# Records for processing:
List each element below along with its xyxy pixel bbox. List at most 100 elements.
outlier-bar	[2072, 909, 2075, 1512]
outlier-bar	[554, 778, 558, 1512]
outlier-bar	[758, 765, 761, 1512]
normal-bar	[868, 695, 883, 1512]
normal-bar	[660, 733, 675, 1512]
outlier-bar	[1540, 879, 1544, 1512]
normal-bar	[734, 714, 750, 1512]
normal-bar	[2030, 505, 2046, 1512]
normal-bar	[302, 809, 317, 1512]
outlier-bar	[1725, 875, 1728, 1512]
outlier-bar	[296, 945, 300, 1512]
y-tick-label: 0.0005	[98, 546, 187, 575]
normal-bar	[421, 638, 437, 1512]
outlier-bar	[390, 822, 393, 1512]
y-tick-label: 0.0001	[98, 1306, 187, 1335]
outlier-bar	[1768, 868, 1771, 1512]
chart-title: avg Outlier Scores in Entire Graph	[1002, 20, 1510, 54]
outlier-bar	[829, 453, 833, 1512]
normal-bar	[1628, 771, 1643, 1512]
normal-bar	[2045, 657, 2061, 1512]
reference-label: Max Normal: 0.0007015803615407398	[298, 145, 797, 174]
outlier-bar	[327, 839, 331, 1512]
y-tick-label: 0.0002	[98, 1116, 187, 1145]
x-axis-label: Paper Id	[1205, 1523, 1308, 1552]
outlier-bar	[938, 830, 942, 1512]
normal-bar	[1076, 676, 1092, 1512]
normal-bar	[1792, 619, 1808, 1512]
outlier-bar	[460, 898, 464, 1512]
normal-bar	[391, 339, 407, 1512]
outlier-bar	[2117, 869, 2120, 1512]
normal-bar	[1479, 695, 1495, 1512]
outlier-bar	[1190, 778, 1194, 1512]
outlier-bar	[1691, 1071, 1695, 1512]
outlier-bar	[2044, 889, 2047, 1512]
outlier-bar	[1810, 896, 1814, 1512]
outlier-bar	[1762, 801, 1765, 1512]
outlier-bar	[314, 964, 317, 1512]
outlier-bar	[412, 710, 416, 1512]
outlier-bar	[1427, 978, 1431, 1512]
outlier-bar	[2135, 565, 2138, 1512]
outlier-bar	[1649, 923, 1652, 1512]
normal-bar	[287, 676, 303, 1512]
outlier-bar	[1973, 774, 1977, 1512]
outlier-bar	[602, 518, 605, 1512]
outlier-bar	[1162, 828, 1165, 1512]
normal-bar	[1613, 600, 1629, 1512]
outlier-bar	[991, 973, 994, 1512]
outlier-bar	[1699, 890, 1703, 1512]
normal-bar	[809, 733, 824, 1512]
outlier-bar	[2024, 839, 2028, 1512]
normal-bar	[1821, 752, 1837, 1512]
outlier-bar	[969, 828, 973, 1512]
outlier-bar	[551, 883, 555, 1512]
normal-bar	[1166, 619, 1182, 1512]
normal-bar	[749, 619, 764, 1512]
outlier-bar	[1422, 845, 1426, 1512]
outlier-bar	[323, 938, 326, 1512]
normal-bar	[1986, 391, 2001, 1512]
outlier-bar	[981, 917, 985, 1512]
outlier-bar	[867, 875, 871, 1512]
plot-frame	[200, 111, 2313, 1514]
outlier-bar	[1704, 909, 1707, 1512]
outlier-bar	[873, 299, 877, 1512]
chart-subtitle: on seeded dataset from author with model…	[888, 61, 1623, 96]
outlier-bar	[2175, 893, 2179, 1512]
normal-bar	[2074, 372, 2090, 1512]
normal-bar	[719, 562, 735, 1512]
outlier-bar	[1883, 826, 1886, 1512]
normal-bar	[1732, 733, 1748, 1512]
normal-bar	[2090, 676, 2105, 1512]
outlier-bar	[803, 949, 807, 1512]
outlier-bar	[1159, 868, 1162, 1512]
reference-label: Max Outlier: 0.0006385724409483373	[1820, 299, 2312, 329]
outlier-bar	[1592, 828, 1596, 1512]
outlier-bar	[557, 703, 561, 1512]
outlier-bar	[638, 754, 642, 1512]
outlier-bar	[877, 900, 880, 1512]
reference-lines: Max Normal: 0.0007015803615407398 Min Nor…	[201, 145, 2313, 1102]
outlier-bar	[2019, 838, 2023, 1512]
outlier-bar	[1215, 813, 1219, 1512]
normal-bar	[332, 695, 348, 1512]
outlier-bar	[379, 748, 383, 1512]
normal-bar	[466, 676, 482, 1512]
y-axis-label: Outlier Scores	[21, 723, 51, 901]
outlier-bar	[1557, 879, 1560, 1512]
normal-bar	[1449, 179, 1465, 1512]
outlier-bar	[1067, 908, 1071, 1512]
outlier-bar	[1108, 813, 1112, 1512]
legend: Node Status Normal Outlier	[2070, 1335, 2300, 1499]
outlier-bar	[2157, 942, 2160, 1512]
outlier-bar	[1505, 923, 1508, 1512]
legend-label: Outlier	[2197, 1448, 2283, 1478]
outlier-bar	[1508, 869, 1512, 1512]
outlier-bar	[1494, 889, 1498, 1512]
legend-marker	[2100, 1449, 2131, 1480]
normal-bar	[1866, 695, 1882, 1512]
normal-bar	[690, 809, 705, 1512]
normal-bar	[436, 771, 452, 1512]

# Objective:
Reproduce the data above line for line, changing nothing.

# Output below:
List each element below along with its xyxy pixel bbox. List at most 100 elements.
outlier-bar	[2072, 909, 2075, 1512]
outlier-bar	[554, 778, 558, 1512]
outlier-bar	[758, 765, 761, 1512]
normal-bar	[868, 695, 883, 1512]
normal-bar	[660, 733, 675, 1512]
outlier-bar	[1540, 879, 1544, 1512]
normal-bar	[734, 714, 750, 1512]
normal-bar	[2030, 505, 2046, 1512]
normal-bar	[302, 809, 317, 1512]
outlier-bar	[1725, 875, 1728, 1512]
outlier-bar	[296, 945, 300, 1512]
y-tick-label: 0.0005	[98, 546, 187, 575]
normal-bar	[421, 638, 437, 1512]
outlier-bar	[390, 822, 393, 1512]
y-tick-label: 0.0001	[98, 1306, 187, 1335]
outlier-bar	[1768, 868, 1771, 1512]
chart-title: avg Outlier Scores in Entire Graph	[1002, 20, 1510, 54]
outlier-bar	[829, 453, 833, 1512]
normal-bar	[1628, 771, 1643, 1512]
normal-bar	[2045, 657, 2061, 1512]
reference-label: Max Normal: 0.0007015803615407398	[298, 145, 797, 174]
outlier-bar	[327, 839, 331, 1512]
y-tick-label: 0.0002	[98, 1116, 187, 1145]
x-axis-label: Paper Id	[1205, 1523, 1308, 1552]
outlier-bar	[938, 830, 942, 1512]
normal-bar	[1076, 676, 1092, 1512]
normal-bar	[1792, 619, 1808, 1512]
outlier-bar	[460, 898, 464, 1512]
normal-bar	[391, 339, 407, 1512]
outlier-bar	[2117, 869, 2120, 1512]
normal-bar	[1479, 695, 1495, 1512]
outlier-bar	[1190, 778, 1194, 1512]
outlier-bar	[1691, 1071, 1695, 1512]
outlier-bar	[2044, 889, 2047, 1512]
outlier-bar	[1810, 896, 1814, 1512]
outlier-bar	[1762, 801, 1765, 1512]
outlier-bar	[314, 964, 317, 1512]
outlier-bar	[412, 710, 416, 1512]
outlier-bar	[1427, 978, 1431, 1512]
outlier-bar	[2135, 565, 2138, 1512]
outlier-bar	[1649, 923, 1652, 1512]
normal-bar	[287, 676, 303, 1512]
outlier-bar	[1973, 774, 1977, 1512]
outlier-bar	[602, 518, 605, 1512]
outlier-bar	[1162, 828, 1165, 1512]
normal-bar	[1613, 600, 1629, 1512]
outlier-bar	[991, 973, 994, 1512]
outlier-bar	[1699, 890, 1703, 1512]
normal-bar	[809, 733, 824, 1512]
outlier-bar	[2024, 839, 2028, 1512]
normal-bar	[1821, 752, 1837, 1512]
outlier-bar	[969, 828, 973, 1512]
outlier-bar	[551, 883, 555, 1512]
normal-bar	[1166, 619, 1182, 1512]
normal-bar	[749, 619, 764, 1512]
outlier-bar	[1422, 845, 1426, 1512]
outlier-bar	[323, 938, 326, 1512]
normal-bar	[1986, 391, 2001, 1512]
outlier-bar	[981, 917, 985, 1512]
outlier-bar	[867, 875, 871, 1512]
plot-frame	[200, 111, 2313, 1514]
outlier-bar	[1704, 909, 1707, 1512]
outlier-bar	[873, 299, 877, 1512]
chart-subtitle: on seeded dataset from author with model…	[888, 61, 1623, 96]
outlier-bar	[2175, 893, 2179, 1512]
normal-bar	[2074, 372, 2090, 1512]
normal-bar	[719, 562, 735, 1512]
outlier-bar	[1883, 826, 1886, 1512]
normal-bar	[1732, 733, 1748, 1512]
normal-bar	[2090, 676, 2105, 1512]
outlier-bar	[803, 949, 807, 1512]
outlier-bar	[1159, 868, 1162, 1512]
reference-label: Max Outlier: 0.0006385724409483373	[1820, 299, 2312, 329]
outlier-bar	[1592, 828, 1596, 1512]
outlier-bar	[557, 703, 561, 1512]
outlier-bar	[638, 754, 642, 1512]
outlier-bar	[877, 900, 880, 1512]
reference-lines: Max Normal: 0.0007015803615407398 Min Nor…	[201, 145, 2313, 1102]
outlier-bar	[2019, 838, 2023, 1512]
outlier-bar	[1215, 813, 1219, 1512]
normal-bar	[332, 695, 348, 1512]
outlier-bar	[379, 748, 383, 1512]
normal-bar	[466, 676, 482, 1512]
y-axis-label: Outlier Scores	[21, 723, 51, 901]
outlier-bar	[1557, 879, 1560, 1512]
normal-bar	[1449, 179, 1465, 1512]
outlier-bar	[1067, 908, 1071, 1512]
outlier-bar	[1108, 813, 1112, 1512]
legend: Node Status Normal Outlier	[2070, 1335, 2300, 1499]
outlier-bar	[2157, 942, 2160, 1512]
outlier-bar	[1505, 923, 1508, 1512]
legend-label: Outlier	[2197, 1448, 2283, 1478]
outlier-bar	[1508, 869, 1512, 1512]
outlier-bar	[1494, 889, 1498, 1512]
legend-marker	[2100, 1449, 2131, 1480]
normal-bar	[1866, 695, 1882, 1512]
normal-bar	[690, 809, 705, 1512]
normal-bar	[436, 771, 452, 1512]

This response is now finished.